▶ [DIRECTION]: Type out all the records word for word. Any pictures are to be left out.

Part of a data file:
>> BEGIN

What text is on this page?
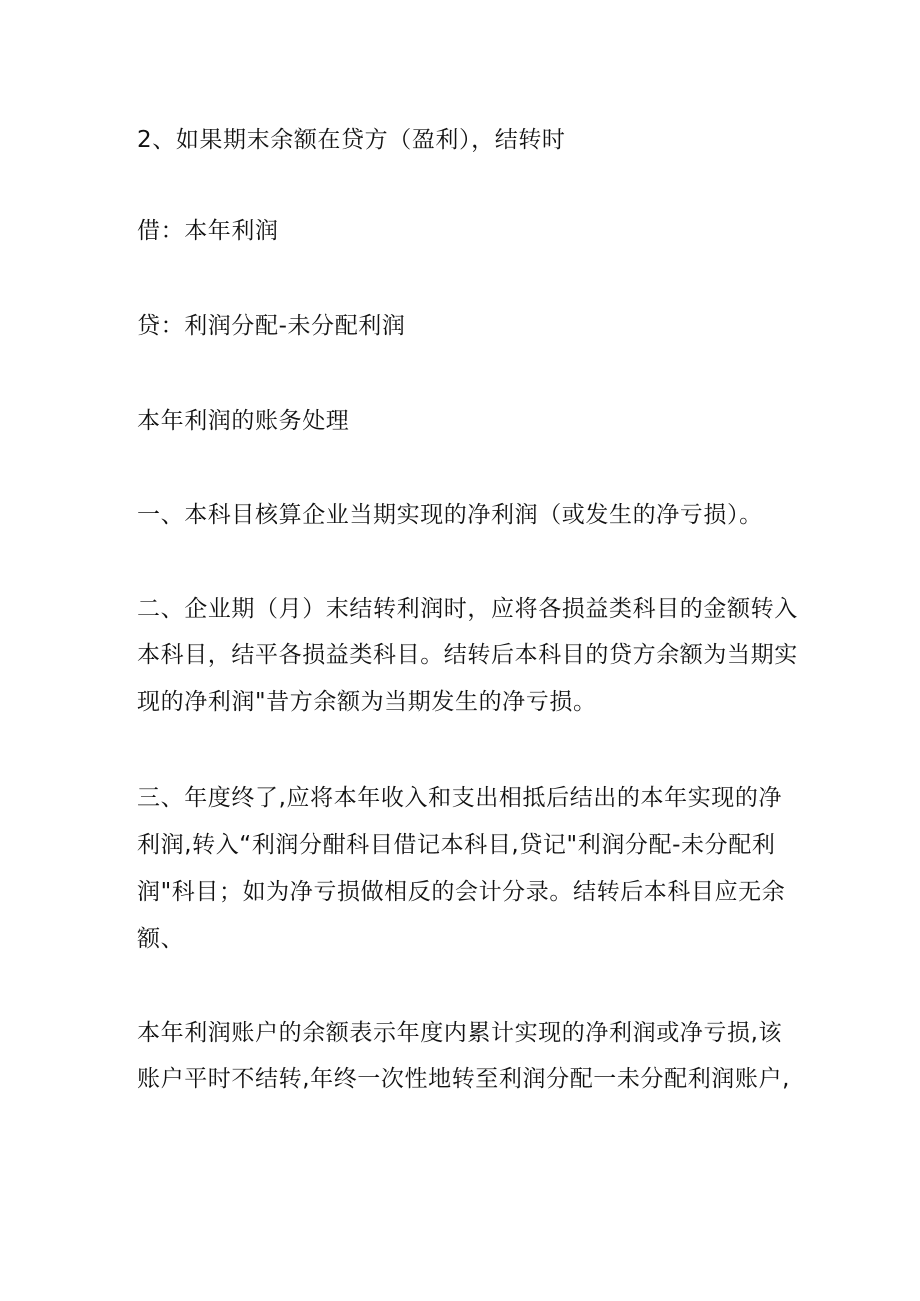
2、如果期末余额在贷方（盈利），结转时

借：本年利润

贷：利润分配-未分配利润

本年利润的账务处理

一、本科目核算企业当期实现的净利润（或发生的净亏损）。

二、企业期（月）末结转利润时，应将各损益类科目的金额转入

本科目，结平各损益类科目。结转后本科目的贷方余额为当期实

现的净利润"昔方余额为当期发生的净亏损。

三、年度终了,应将本年收入和支出相抵后结出的本年实现的净

利润,转入“利润分酣科目借记本科目,贷记"利润分配-未分配利

润"科目；如为净亏损做相反的会计分录。结转后本科目应无余

额、

本年利润账户的余额表示年度内累计实现的净利润或净亏损,该

账户平时不结转,年终一次性地转至利润分配一未分配利润账户,
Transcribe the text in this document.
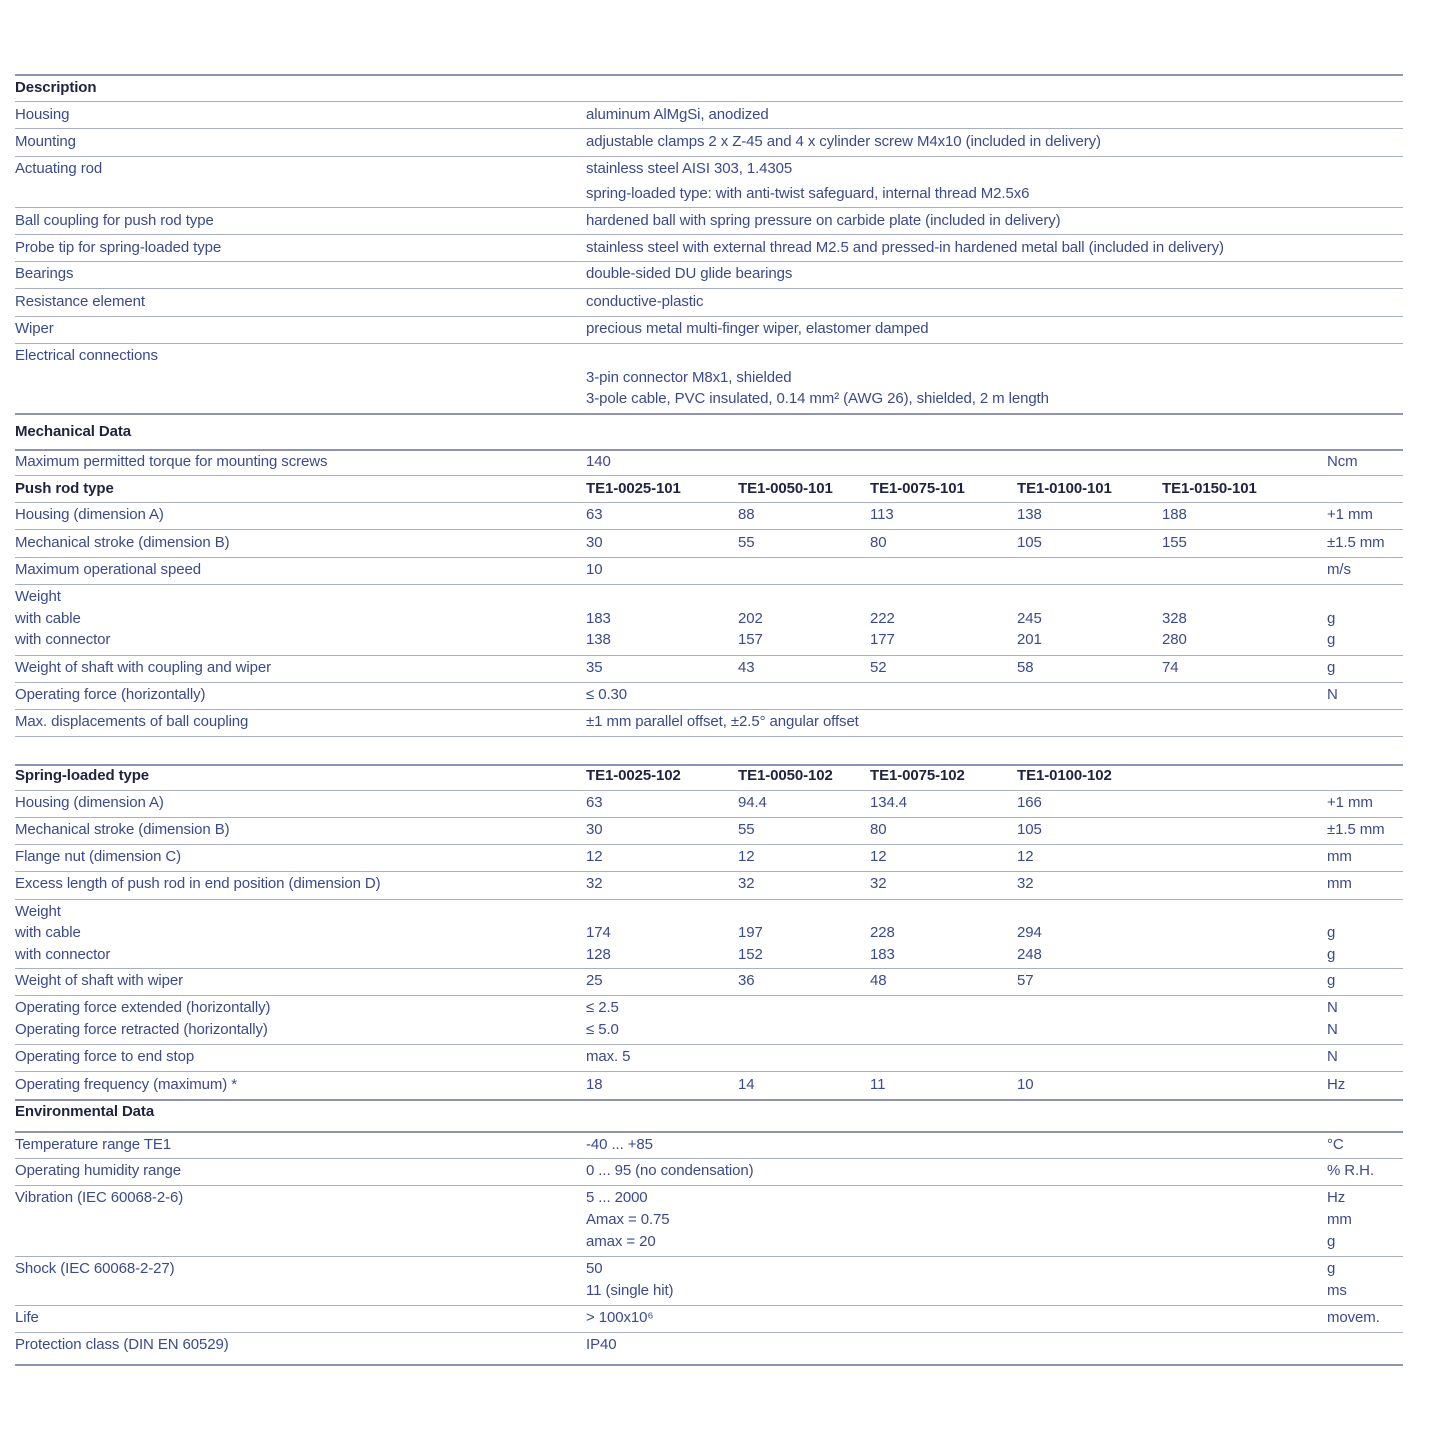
Description
Housing	aluminum AlMgSi, anodized
Mounting	adjustable clamps 2 x Z-45 and 4 x cylinder screw M4x10 (included in delivery)
Actuating rod	stainless steel AISI 303, 1.4305
spring-loaded type: with anti-twist safeguard, internal thread M2.5x6
Ball coupling for push rod type	hardened ball with spring pressure on carbide plate (included in delivery)
Probe tip for spring-loaded type	stainless steel with external thread M2.5 and pressed-in hardened metal ball (included in delivery)
Bearings	double-sided DU glide bearings
Resistance element	conductive-plastic
Wiper	precious metal multi-finger wiper, elastomer damped
Electrical connections
3-pin connector M8x1, shielded
3-pole cable, PVC insulated, 0.14 mm² (AWG 26), shielded, 2 m length
Mechanical Data
Maximum permitted torque for mounting screws	140	Ncm
Push rod type	TE1-0025-101	TE1-0050-101 TE1-0075-101	TE1-0100-101	TE1-0150-101
Housing (dimension A)	63	88	113	138	188	+1 mm
Mechanical stroke (dimension B)	30	55	80	105	155	±1.5 mm
Maximum operational speed	10	m/s
Weight
with cable	183	202	222	245	328	g
with connector	138	157	177	201	280	g
Weight of shaft with coupling and wiper	35	43	52	58	74	g
Operating force (horizontally)	≤ 0.30	N
Max. displacements of ball coupling	±1 mm parallel offset, ±2.5° angular offset
Spring-loaded type	TE1-0025-102	TE1-0050-102 TE1-0075-102	TE1-0100-102
Housing (dimension A)	63	94.4	134.4	166	+1 mm
Mechanical stroke (dimension B)	30	55	80	105	±1.5 mm
Flange nut (dimension C)	12	12	12	12	mm
Excess length of push rod in end position (dimension D)	32	32	32	32	mm
Weight
with cable	174	197	228	294	g
with connector	128	152	183	248	g
Weight of shaft with wiper	25	36	48	57	g
Operating force extended (horizontally)	≤ 2.5	N
Operating force retracted (horizontally)	≤ 5.0	N
Operating force to end stop	max. 5	N
Operating frequency (maximum) *	18	14	11	10	Hz
Environmental Data
Temperature range TE1	-40 ... +85	°C
Operating humidity range	0 ... 95 (no condensation)	% R.H.
Vibration (IEC 60068-2-6)	5 ... 2000	Hz
Amax = 0.75	mm
amax = 20	g
Shock (IEC 60068-2-27)	50	g
11 (single hit)	ms
Life	> 100x10⁶	movem.
Protection class (DIN EN 60529)	IP40
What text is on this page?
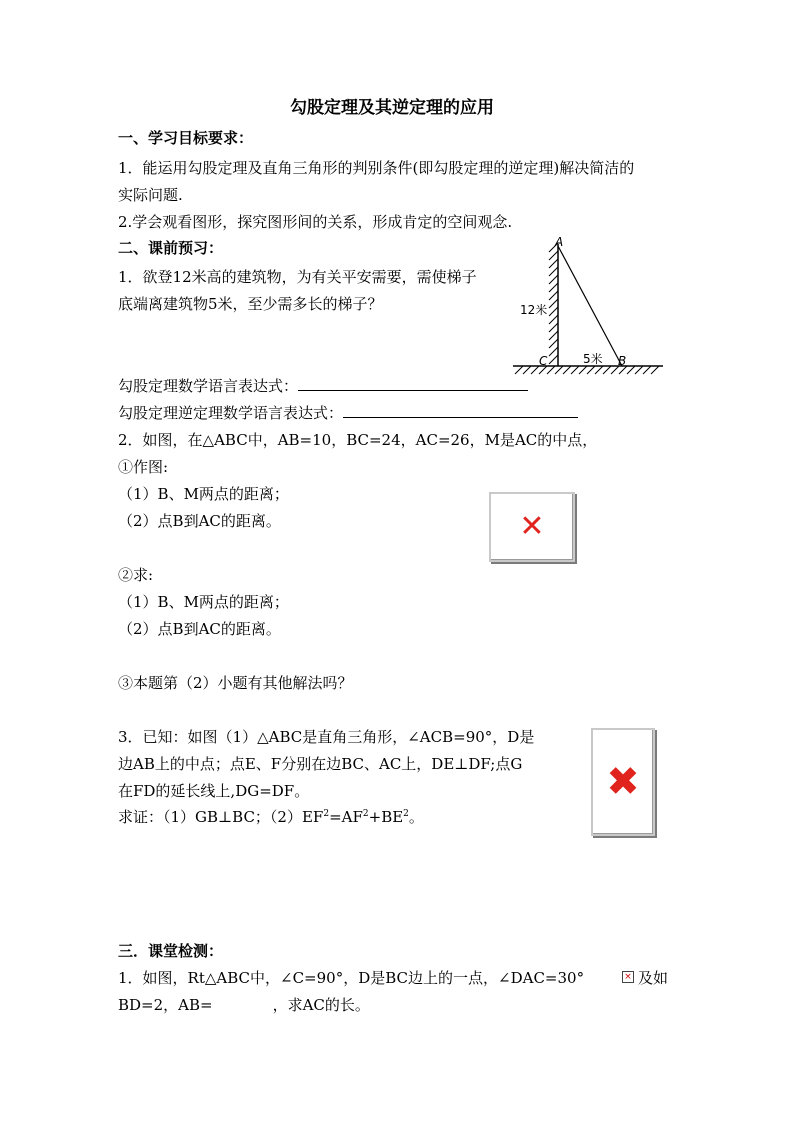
勾股定理及其逆定理的应用
一、学习目标要求：
1．能运用勾股定理及直角三角形的判别条件(即勾股定理的逆定理)解决简洁的
实际问题.
2.学会观看图形，探究图形间的关系，形成肯定的空间观念.
二、课前预习：
1．欲登12米高的建筑物，为有关平安需要，需使梯子
底端离建筑物5米，至少需多长的梯子？
A
C	B
12米
5米
勾股定理数学语言表达式：
勾股定理逆定理数学语言表达式：
2．如图，在△ABC中，AB=10，BC=24，AC=26，M是AC的中点，
①作图:
（1）B、M两点的距离；
（2）点B到AC的距离。	✕
②求:
（1）B、M两点的距离；
（2）点B到AC的距离。
③本题第（2）小题有其他解法吗？
3．已知：如图（1）△ABC是直角三角形，∠ACB=90°，D是
边AB上的中点；点E、F分别在边BC、AC上，DE⊥DF;点G
在FD的延长线上,DG=DF。
求证：（1）GB⊥BC；$(2)EF^2=AF^2+BE^2$。
✖
三．课堂检测：
1．如图，Rt△ABC中，∠C=90°，D是BC边上的一点，∠DAC=30°	× 及如
BD=2，AB=	，求AC的长。
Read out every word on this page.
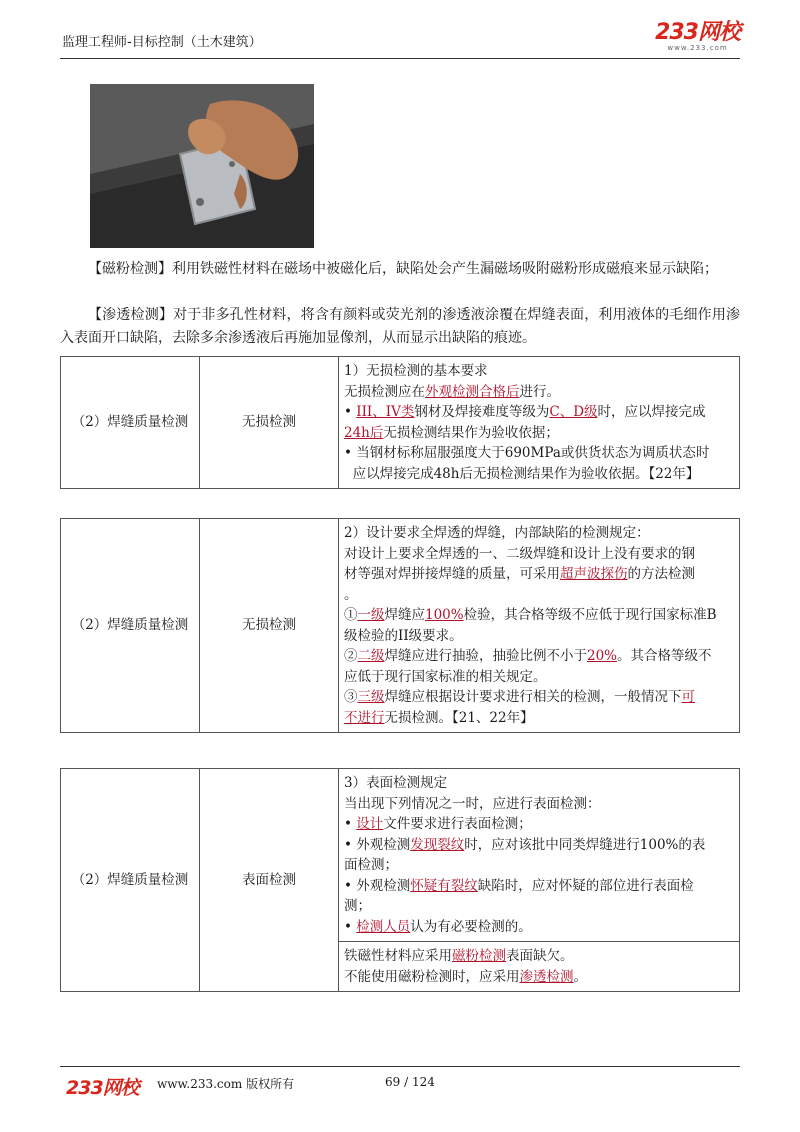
监理工程师-目标控制（土木建筑）	233网校
www.233.com
【磁粉检测】利用铁磁性材料在磁场中被磁化后，缺陷处会产生漏磁场吸附磁粉形成磁痕来显示缺陷；
【渗透检测】对于非多孔性材料，将含有颜料或荧光剂的渗透液涂覆在焊缝表面，利用液体的毛细作用渗入表面开口缺陷，去除多余渗透液后再施加显像剂，从而显示出缺陷的痕迹。
（2）焊缝质量检测	无损检测	
1）无损检测的基本要求
无损检测应在外观检测合格后进行。
• III、IV类钢材及焊接难度等级为C、D级时，应以焊接完成
24h后无损检测结果作为验收依据；
• 当钢材标称屈服强度大于690MPa或供货状态为调质状态时
应以焊接完成48h后无损检测结果作为验收依据。【22年】
（2）焊缝质量检测	无损检测	
2）设计要求全焊透的焊缝，内部缺陷的检测规定：
对设计上要求全焊透的一、二级焊缝和设计上没有要求的钢
材等强对焊拼接焊缝的质量，可采用超声波探伤的方法检测
。
①一级焊缝应100%检验，其合格等级不应低于现行国家标准B
级检验的II级要求。
②二级焊缝应进行抽验，抽验比例不小于20%。其合格等级不
应低于现行国家标准的相关规定。
③三级焊缝应根据设计要求进行相关的检测，一般情况下可
不进行无损检测。【21、22年】
（2）焊缝质量检测	表面检测	
3）表面检测规定
当出现下列情况之一时，应进行表面检测：
• 设计文件要求进行表面检测；
• 外观检测发现裂纹时，应对该批中同类焊缝进行100%的表
面检测；
• 外观检测怀疑有裂纹缺陷时，应对怀疑的部位进行表面检
测；
• 检测人员认为有必要检测的。

铁磁性材料应采用磁粉检测表面缺欠。
不能使用磁粉检测时，应采用渗透检测。
233网校 www.233.com 版权所有	69 / 124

>> END

▶ [SOLUTION]:
What text is on this page?
2、如果期末余额在贷方（盈利），结转时

借：本年利润

贷：利润分配-未分配利润

本年利润的账务处理

一、本科目核算企业当期实现的净利润（或发生的净亏损）。

二、企业期（月）末结转利润时，应将各损益类科目的金额转入

本科目，结平各损益类科目。结转后本科目的贷方余额为当期实

现的净利润"昔方余额为当期发生的净亏损。

三、年度终了,应将本年收入和支出相抵后结出的本年实现的净

利润,转入“利润分酣科目借记本科目,贷记"利润分配-未分配利

润"科目；如为净亏损做相反的会计分录。结转后本科目应无余

额、

本年利润账户的余额表示年度内累计实现的净利润或净亏损,该

账户平时不结转,年终一次性地转至利润分配一未分配利润账户,
Transcribe the text in this document.
Description
Housing	aluminum AlMgSi, anodized
Mounting	adjustable clamps 2 x Z-45 and 4 x cylinder screw M4x10 (included in delivery)
Actuating rod	stainless steel AISI 303, 1.4305
spring-loaded type: with anti-twist safeguard, internal thread M2.5x6
Ball coupling for push rod type	hardened ball with spring pressure on carbide plate (included in delivery)
Probe tip for spring-loaded type	stainless steel with external thread M2.5 and pressed-in hardened metal ball (included in delivery)
Bearings	double-sided DU glide bearings
Resistance element	conductive-plastic
Wiper	precious metal multi-finger wiper, elastomer damped
Electrical connections
3-pin connector M8x1, shielded
3-pole cable, PVC insulated, 0.14 mm² (AWG 26), shielded, 2 m length
Mechanical Data
Maximum permitted torque for mounting screws	140	Ncm
Push rod type	TE1-0025-101	TE1-0050-101 TE1-0075-101	TE1-0100-101	TE1-0150-101
Housing (dimension A)	63	88	113	138	188	+1 mm
Mechanical stroke (dimension B)	30	55	80	105	155	±1.5 mm
Maximum operational speed	10	m/s
Weight
with cable	183	202	222	245	328	g
with connector	138	157	177	201	280	g
Weight of shaft with coupling and wiper	35	43	52	58	74	g
Operating force (horizontally)	≤ 0.30	N
Max. displacements of ball coupling	±1 mm parallel offset, ±2.5° angular offset
Spring-loaded type	TE1-0025-102	TE1-0050-102 TE1-0075-102	TE1-0100-102
Housing (dimension A)	63	94.4	134.4	166	+1 mm
Mechanical stroke (dimension B)	30	55	80	105	±1.5 mm
Flange nut (dimension C)	12	12	12	12	mm
Excess length of push rod in end position (dimension D)	32	32	32	32	mm
Weight
with cable	174	197	228	294	g
with connector	128	152	183	248	g
Weight of shaft with wiper	25	36	48	57	g
Operating force extended (horizontally)	≤ 2.5	N
Operating force retracted (horizontally)	≤ 5.0	N
Operating force to end stop	max. 5	N
Operating frequency (maximum) *	18	14	11	10	Hz
Environmental Data
Temperature range TE1	-40 ... +85	°C
Operating humidity range	0 ... 95 (no condensation)	% R.H.
Vibration (IEC 60068-2-6)	5 ... 2000	Hz
Amax = 0.75	mm
amax = 20	g
Shock (IEC 60068-2-27)	50	g
11 (single hit)	ms
Life	> 100x10⁶	movem.
Protection class (DIN EN 60529)	IP40
What text is on this page?
勾股定理及其逆定理的应用
一、学习目标要求：
1．能运用勾股定理及直角三角形的判别条件(即勾股定理的逆定理)解决简洁的
实际问题.
2.学会观看图形，探究图形间的关系，形成肯定的空间观念.
二、课前预习：
1．欲登12米高的建筑物，为有关平安需要，需使梯子
底端离建筑物5米，至少需多长的梯子？
A
C	B
12米
5米
勾股定理数学语言表达式：
勾股定理逆定理数学语言表达式：
2．如图，在△ABC中，AB=10，BC=24，AC=26，M是AC的中点，
①作图:
（1）B、M两点的距离；
（2）点B到AC的距离。	✕
②求:
（1）B、M两点的距离；
（2）点B到AC的距离。
③本题第（2）小题有其他解法吗？
3．已知：如图（1）△ABC是直角三角形，∠ACB=90°，D是
边AB上的中点；点E、F分别在边BC、AC上，DE⊥DF;点G
在FD的延长线上,DG=DF。
求证：（1）GB⊥BC；$(2)EF^2=AF^2+BE^2$。
✖
三．课堂检测：
1．如图，Rt△ABC中，∠C=90°，D是BC边上的一点，∠DAC=30°	× 及如
BD=2，AB=	，求AC的长。
Read out every word on this page.
监理工程师-目标控制（土木建筑）	233网校
www.233.com
【磁粉检测】利用铁磁性材料在磁场中被磁化后，缺陷处会产生漏磁场吸附磁粉形成磁痕来显示缺陷；
【渗透检测】对于非多孔性材料，将含有颜料或荧光剂的渗透液涂覆在焊缝表面，利用液体的毛细作用渗入表面开口缺陷，去除多余渗透液后再施加显像剂，从而显示出缺陷的痕迹。
（2）焊缝质量检测	无损检测	
1）无损检测的基本要求
无损检测应在外观检测合格后进行。
• III、IV类钢材及焊接难度等级为C、D级时，应以焊接完成
24h后无损检测结果作为验收依据；
• 当钢材标称屈服强度大于690MPa或供货状态为调质状态时
应以焊接完成48h后无损检测结果作为验收依据。【22年】
（2）焊缝质量检测	无损检测	
2）设计要求全焊透的焊缝，内部缺陷的检测规定：
对设计上要求全焊透的一、二级焊缝和设计上没有要求的钢
材等强对焊拼接焊缝的质量，可采用超声波探伤的方法检测
。
①一级焊缝应100%检验，其合格等级不应低于现行国家标准B
级检验的II级要求。
②二级焊缝应进行抽验，抽验比例不小于20%。其合格等级不
应低于现行国家标准的相关规定。
③三级焊缝应根据设计要求进行相关的检测，一般情况下可
不进行无损检测。【21、22年】
（2）焊缝质量检测	表面检测	
3）表面检测规定
当出现下列情况之一时，应进行表面检测：
• 设计文件要求进行表面检测；
• 外观检测发现裂纹时，应对该批中同类焊缝进行100%的表
面检测；
• 外观检测怀疑有裂纹缺陷时，应对怀疑的部位进行表面检
测；
• 检测人员认为有必要检测的。

铁磁性材料应采用磁粉检测表面缺欠。
不能使用磁粉检测时，应采用渗透检测。
233网校 www.233.com 版权所有	69 / 124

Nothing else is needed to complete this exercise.